Work to do:
Each entry must appear again exactly as it does in the source.
++++
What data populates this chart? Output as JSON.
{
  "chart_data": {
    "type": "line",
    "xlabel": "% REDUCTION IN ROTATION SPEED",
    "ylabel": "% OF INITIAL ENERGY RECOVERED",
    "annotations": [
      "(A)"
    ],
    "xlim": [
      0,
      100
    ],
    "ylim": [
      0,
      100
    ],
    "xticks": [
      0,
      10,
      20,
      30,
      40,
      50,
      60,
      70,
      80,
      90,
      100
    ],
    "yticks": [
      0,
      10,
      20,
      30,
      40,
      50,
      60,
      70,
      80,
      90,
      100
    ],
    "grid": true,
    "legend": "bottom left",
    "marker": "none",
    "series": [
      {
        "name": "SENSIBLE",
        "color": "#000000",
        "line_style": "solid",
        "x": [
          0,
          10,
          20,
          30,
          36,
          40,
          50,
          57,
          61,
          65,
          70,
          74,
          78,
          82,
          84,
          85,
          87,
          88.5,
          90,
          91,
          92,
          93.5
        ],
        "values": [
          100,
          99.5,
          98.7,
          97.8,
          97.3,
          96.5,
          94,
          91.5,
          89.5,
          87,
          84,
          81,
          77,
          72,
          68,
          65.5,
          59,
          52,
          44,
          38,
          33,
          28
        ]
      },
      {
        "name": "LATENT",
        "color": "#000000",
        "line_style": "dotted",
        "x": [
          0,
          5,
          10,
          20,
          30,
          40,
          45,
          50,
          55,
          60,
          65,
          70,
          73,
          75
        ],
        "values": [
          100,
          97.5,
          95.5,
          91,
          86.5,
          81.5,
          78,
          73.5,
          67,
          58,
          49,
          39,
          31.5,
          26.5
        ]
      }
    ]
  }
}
++++
Finished exercise:
What data populates this chart? Output as JSON.
{
  "chart_data": {
    "type": "line",
    "xlabel": "% REDUCTION IN ROTATION SPEED",
    "ylabel": "% OF INITIAL ENERGY RECOVERED",
    "annotations": [
      "(A)"
    ],
    "xlim": [
      0,
      100
    ],
    "ylim": [
      0,
      100
    ],
    "xticks": [
      0,
      10,
      20,
      30,
      40,
      50,
      60,
      70,
      80,
      90,
      100
    ],
    "yticks": [
      0,
      10,
      20,
      30,
      40,
      50,
      60,
      70,
      80,
      90,
      100
    ],
    "grid": true,
    "legend": "bottom left",
    "marker": "none",
    "series": [
      {
        "name": "SENSIBLE",
        "color": "#000000",
        "line_style": "solid",
        "x": [
          0,
          10,
          20,
          30,
          36,
          40,
          50,
          57,
          61,
          65,
          70,
          74,
          78,
          82,
          84,
          85,
          87,
          88.5,
          90,
          91,
          92,
          93.5
        ],
        "values": [
          100,
          99.5,
          98.7,
          97.8,
          97.3,
          96.5,
          94,
          91.5,
          89.5,
          87,
          84,
          81,
          77,
          72,
          68,
          65.5,
          59,
          52,
          44,
          38,
          33,
          28
        ]
      },
      {
        "name": "LATENT",
        "color": "#000000",
        "line_style": "dotted",
        "x": [
          0,
          5,
          10,
          20,
          30,
          40,
          45,
          50,
          55,
          60,
          65,
          70,
          73,
          75
        ],
        "values": [
          100,
          97.5,
          95.5,
          91,
          86.5,
          81.5,
          78,
          73.5,
          67,
          58,
          49,
          39,
          31.5,
          26.5
        ]
      }
    ]
  }
}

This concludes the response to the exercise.